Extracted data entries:
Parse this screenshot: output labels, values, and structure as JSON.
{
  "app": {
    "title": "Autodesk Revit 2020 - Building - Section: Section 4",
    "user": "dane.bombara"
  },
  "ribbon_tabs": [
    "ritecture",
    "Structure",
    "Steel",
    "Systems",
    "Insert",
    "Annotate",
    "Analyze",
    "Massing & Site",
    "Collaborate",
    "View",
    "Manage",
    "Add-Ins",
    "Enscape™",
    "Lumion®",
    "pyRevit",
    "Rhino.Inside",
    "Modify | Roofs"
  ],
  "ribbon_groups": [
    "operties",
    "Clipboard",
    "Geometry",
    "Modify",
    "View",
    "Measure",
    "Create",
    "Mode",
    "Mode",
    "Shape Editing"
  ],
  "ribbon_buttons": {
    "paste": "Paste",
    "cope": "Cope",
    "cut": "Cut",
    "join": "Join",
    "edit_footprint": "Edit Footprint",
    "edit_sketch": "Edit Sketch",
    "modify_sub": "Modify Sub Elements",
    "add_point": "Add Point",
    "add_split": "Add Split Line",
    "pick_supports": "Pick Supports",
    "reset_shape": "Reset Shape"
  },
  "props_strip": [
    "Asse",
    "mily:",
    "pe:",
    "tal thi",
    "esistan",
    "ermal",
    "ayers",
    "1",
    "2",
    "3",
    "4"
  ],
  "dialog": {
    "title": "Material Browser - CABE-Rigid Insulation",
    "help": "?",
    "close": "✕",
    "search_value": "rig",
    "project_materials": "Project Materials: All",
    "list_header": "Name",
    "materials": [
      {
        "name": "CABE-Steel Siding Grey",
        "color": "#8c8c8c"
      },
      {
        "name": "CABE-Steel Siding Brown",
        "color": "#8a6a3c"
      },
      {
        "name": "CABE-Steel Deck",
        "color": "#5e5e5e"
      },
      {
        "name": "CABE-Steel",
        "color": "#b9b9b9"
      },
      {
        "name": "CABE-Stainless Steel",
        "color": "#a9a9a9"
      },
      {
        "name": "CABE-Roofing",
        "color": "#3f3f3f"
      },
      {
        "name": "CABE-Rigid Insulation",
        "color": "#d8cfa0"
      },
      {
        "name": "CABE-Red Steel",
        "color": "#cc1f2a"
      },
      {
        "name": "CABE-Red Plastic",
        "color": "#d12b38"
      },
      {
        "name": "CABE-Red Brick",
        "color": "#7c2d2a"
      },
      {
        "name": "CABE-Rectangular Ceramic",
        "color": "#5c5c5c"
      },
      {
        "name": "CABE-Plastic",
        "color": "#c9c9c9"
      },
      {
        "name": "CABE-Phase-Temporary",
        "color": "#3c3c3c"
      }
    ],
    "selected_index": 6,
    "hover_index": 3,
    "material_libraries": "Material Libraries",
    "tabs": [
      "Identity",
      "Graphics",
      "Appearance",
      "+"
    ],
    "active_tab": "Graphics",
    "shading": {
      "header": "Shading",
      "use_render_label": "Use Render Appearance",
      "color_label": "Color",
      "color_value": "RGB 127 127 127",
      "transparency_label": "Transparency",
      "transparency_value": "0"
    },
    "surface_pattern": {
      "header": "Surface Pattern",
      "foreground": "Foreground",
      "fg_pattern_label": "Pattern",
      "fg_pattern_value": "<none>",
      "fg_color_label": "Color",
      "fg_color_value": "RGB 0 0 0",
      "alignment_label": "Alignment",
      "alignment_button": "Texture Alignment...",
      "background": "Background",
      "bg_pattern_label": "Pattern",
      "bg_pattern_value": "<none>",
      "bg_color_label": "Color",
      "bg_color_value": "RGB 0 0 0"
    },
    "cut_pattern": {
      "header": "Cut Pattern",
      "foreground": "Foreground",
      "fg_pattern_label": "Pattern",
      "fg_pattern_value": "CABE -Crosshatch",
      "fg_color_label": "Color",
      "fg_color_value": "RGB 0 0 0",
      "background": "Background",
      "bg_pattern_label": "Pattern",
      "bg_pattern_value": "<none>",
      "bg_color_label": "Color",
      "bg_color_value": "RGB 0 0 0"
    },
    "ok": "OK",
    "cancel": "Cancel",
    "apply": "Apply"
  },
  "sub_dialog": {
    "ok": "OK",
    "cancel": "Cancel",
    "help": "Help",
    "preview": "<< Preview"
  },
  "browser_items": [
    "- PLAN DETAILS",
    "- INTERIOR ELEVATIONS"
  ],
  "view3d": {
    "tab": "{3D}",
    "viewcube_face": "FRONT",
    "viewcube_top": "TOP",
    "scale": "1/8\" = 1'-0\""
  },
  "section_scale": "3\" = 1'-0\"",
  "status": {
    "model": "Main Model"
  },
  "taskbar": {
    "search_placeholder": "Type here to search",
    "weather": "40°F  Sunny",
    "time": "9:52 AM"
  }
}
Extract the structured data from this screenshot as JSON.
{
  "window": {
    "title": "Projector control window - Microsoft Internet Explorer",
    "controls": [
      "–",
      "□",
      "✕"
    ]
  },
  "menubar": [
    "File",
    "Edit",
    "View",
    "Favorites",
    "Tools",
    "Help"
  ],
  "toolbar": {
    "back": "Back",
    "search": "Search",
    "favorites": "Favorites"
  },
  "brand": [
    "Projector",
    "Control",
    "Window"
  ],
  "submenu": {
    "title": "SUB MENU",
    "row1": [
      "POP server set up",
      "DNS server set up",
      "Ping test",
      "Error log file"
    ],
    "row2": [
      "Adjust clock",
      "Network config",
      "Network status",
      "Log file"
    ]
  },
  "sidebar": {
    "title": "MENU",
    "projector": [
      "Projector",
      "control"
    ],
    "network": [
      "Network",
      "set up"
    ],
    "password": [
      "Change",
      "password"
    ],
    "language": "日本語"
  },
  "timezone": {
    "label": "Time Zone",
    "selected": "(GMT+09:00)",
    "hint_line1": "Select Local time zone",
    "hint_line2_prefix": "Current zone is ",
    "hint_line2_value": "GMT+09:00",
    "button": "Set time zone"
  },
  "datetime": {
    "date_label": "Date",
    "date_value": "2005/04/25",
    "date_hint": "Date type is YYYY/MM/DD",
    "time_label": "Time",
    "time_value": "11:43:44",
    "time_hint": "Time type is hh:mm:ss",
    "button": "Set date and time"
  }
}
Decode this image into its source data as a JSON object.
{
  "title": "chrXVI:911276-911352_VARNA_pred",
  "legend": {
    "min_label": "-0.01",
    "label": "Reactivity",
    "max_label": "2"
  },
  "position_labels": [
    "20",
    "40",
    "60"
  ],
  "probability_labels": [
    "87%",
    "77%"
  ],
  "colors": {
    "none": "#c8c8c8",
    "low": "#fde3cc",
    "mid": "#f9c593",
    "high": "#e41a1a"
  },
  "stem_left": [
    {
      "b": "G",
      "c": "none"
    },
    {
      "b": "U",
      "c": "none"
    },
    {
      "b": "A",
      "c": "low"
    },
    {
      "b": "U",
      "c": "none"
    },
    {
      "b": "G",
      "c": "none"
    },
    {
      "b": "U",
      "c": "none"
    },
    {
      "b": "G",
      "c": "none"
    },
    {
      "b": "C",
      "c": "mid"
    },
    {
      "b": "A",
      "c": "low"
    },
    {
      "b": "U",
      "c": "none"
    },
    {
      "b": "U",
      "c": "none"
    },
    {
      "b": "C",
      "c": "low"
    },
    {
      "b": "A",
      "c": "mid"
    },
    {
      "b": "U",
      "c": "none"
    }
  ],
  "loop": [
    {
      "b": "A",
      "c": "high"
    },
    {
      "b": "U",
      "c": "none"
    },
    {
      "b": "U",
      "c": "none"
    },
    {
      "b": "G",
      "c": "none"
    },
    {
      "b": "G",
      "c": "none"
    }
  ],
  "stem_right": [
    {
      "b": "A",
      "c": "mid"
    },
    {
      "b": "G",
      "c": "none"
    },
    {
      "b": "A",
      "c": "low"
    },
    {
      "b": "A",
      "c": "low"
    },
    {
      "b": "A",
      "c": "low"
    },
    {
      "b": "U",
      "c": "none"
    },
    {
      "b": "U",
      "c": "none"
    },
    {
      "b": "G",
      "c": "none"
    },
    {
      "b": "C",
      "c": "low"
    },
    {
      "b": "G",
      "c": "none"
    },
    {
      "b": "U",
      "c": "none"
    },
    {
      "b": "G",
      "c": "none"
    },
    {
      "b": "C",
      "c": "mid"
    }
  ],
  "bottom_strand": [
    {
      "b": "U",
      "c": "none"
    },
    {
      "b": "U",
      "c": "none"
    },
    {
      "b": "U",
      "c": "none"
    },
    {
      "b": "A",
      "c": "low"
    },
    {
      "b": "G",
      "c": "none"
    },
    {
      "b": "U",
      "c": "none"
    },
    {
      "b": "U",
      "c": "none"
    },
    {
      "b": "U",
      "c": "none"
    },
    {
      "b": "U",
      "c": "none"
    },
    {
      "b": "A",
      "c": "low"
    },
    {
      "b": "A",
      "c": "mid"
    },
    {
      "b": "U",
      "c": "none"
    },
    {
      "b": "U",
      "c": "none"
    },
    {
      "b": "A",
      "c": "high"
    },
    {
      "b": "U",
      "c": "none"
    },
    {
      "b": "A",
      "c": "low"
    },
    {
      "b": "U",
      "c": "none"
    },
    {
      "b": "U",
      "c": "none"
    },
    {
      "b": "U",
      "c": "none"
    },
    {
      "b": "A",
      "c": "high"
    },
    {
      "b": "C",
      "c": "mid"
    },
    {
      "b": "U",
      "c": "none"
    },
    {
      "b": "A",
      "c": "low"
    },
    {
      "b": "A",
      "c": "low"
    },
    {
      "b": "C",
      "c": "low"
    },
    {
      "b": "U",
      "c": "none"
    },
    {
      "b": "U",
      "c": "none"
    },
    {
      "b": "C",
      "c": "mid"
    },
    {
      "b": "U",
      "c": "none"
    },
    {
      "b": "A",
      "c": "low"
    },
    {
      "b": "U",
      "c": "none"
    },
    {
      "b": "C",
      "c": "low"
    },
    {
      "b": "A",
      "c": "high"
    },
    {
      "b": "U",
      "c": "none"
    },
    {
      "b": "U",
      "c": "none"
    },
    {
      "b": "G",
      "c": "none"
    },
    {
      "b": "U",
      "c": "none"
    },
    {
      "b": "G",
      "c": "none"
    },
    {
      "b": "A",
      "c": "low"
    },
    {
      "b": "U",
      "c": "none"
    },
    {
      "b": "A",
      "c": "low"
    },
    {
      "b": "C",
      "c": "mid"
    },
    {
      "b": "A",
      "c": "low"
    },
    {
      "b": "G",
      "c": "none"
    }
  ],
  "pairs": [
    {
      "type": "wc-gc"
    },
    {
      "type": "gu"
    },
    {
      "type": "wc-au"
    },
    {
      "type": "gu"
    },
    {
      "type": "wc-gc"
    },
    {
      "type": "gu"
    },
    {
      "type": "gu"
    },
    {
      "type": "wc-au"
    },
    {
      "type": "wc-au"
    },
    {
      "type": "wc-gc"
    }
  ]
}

• [TASK TO CARRY OUT]
Return solely the number of lines in the data that include the word "title".

• [THE RESPONSE]
6